======== DATA FOR THE TASK

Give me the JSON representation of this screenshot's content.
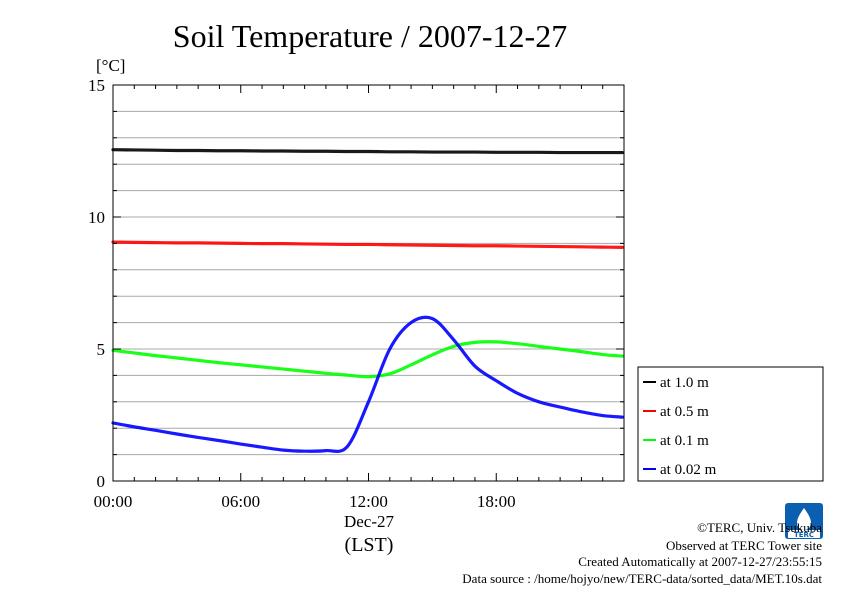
{
  "chart_data": {
    "type": "line",
    "title": "Soil Temperature / 2007-12-27",
    "ylabel": "[°C]",
    "xlabel": "(LST)",
    "x_date_label": "Dec-27",
    "ylim": [
      0,
      15
    ],
    "xlim": [
      "00:00",
      "24:00"
    ],
    "yticks": [
      "0",
      "5",
      "10",
      "15"
    ],
    "xticks": [
      "00:00",
      "06:00",
      "12:00",
      "18:00"
    ],
    "grid": true,
    "legend_position": "lower-right-outside",
    "x": [
      "00:00",
      "01:00",
      "02:00",
      "03:00",
      "04:00",
      "05:00",
      "06:00",
      "07:00",
      "08:00",
      "09:00",
      "10:00",
      "11:00",
      "12:00",
      "13:00",
      "14:00",
      "15:00",
      "16:00",
      "17:00",
      "18:00",
      "19:00",
      "20:00",
      "21:00",
      "22:00",
      "23:00",
      "23:55"
    ],
    "series": [
      {
        "name": "at 1.0 m",
        "color": "#000000",
        "values": [
          12.55,
          12.54,
          12.53,
          12.52,
          12.52,
          12.51,
          12.51,
          12.5,
          12.5,
          12.49,
          12.49,
          12.48,
          12.48,
          12.47,
          12.47,
          12.46,
          12.46,
          12.46,
          12.45,
          12.45,
          12.45,
          12.44,
          12.44,
          12.44,
          12.44
        ]
      },
      {
        "name": "at 0.5 m",
        "color": "#ff0000",
        "values": [
          9.05,
          9.04,
          9.03,
          9.02,
          9.02,
          9.01,
          9.0,
          8.99,
          8.99,
          8.98,
          8.97,
          8.96,
          8.96,
          8.95,
          8.94,
          8.93,
          8.92,
          8.91,
          8.91,
          8.9,
          8.89,
          8.88,
          8.87,
          8.86,
          8.85
        ]
      },
      {
        "name": "at 0.1 m",
        "color": "#00ff00",
        "values": [
          4.95,
          4.85,
          4.75,
          4.66,
          4.57,
          4.48,
          4.4,
          4.32,
          4.24,
          4.16,
          4.08,
          4.01,
          3.95,
          4.06,
          4.4,
          4.78,
          5.1,
          5.25,
          5.27,
          5.2,
          5.1,
          5.0,
          4.9,
          4.79,
          4.73
        ]
      },
      {
        "name": "at 0.02 m",
        "color": "#0000ff",
        "values": [
          2.2,
          2.05,
          1.92,
          1.78,
          1.65,
          1.53,
          1.4,
          1.28,
          1.17,
          1.13,
          1.15,
          1.3,
          3.0,
          5.0,
          6.0,
          6.15,
          5.35,
          4.35,
          3.8,
          3.32,
          3.0,
          2.8,
          2.62,
          2.48,
          2.42
        ]
      }
    ]
  },
  "footer": {
    "credit": "©TERC, Univ. Tsukuba",
    "site": "Observed at TERC Tower site",
    "created": "Created Automatically at 2007-12-27/23:55:15",
    "source": "Data source : /home/hojyo/new/TERC-data/sorted_data/MET.10s.dat"
  },
  "logo": {
    "text": "TERC",
    "color": "#0a5fb0"
  }
}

================

**WHAT TO DO:** Without the pictures, return all the records precisely as they stand.

**EXPECTED ANSWER:**
Give me the JSON representation of this screenshot's content.
{
  "chart_data": {
    "type": "line",
    "title": "Soil Temperature / 2007-12-27",
    "ylabel": "[°C]",
    "xlabel": "(LST)",
    "x_date_label": "Dec-27",
    "ylim": [
      0,
      15
    ],
    "xlim": [
      "00:00",
      "24:00"
    ],
    "yticks": [
      "0",
      "5",
      "10",
      "15"
    ],
    "xticks": [
      "00:00",
      "06:00",
      "12:00",
      "18:00"
    ],
    "grid": true,
    "legend_position": "lower-right-outside",
    "x": [
      "00:00",
      "01:00",
      "02:00",
      "03:00",
      "04:00",
      "05:00",
      "06:00",
      "07:00",
      "08:00",
      "09:00",
      "10:00",
      "11:00",
      "12:00",
      "13:00",
      "14:00",
      "15:00",
      "16:00",
      "17:00",
      "18:00",
      "19:00",
      "20:00",
      "21:00",
      "22:00",
      "23:00",
      "23:55"
    ],
    "series": [
      {
        "name": "at 1.0 m",
        "color": "#000000",
        "values": [
          12.55,
          12.54,
          12.53,
          12.52,
          12.52,
          12.51,
          12.51,
          12.5,
          12.5,
          12.49,
          12.49,
          12.48,
          12.48,
          12.47,
          12.47,
          12.46,
          12.46,
          12.46,
          12.45,
          12.45,
          12.45,
          12.44,
          12.44,
          12.44,
          12.44
        ]
      },
      {
        "name": "at 0.5 m",
        "color": "#ff0000",
        "values": [
          9.05,
          9.04,
          9.03,
          9.02,
          9.02,
          9.01,
          9.0,
          8.99,
          8.99,
          8.98,
          8.97,
          8.96,
          8.96,
          8.95,
          8.94,
          8.93,
          8.92,
          8.91,
          8.91,
          8.9,
          8.89,
          8.88,
          8.87,
          8.86,
          8.85
        ]
      },
      {
        "name": "at 0.1 m",
        "color": "#00ff00",
        "values": [
          4.95,
          4.85,
          4.75,
          4.66,
          4.57,
          4.48,
          4.4,
          4.32,
          4.24,
          4.16,
          4.08,
          4.01,
          3.95,
          4.06,
          4.4,
          4.78,
          5.1,
          5.25,
          5.27,
          5.2,
          5.1,
          5.0,
          4.9,
          4.79,
          4.73
        ]
      },
      {
        "name": "at 0.02 m",
        "color": "#0000ff",
        "values": [
          2.2,
          2.05,
          1.92,
          1.78,
          1.65,
          1.53,
          1.4,
          1.28,
          1.17,
          1.13,
          1.15,
          1.3,
          3.0,
          5.0,
          6.0,
          6.15,
          5.35,
          4.35,
          3.8,
          3.32,
          3.0,
          2.8,
          2.62,
          2.48,
          2.42
        ]
      }
    ]
  },
  "footer": {
    "credit": "©TERC, Univ. Tsukuba",
    "site": "Observed at TERC Tower site",
    "created": "Created Automatically at 2007-12-27/23:55:15",
    "source": "Data source : /home/hojyo/new/TERC-data/sorted_data/MET.10s.dat"
  },
  "logo": {
    "text": "TERC",
    "color": "#0a5fb0"
  }
}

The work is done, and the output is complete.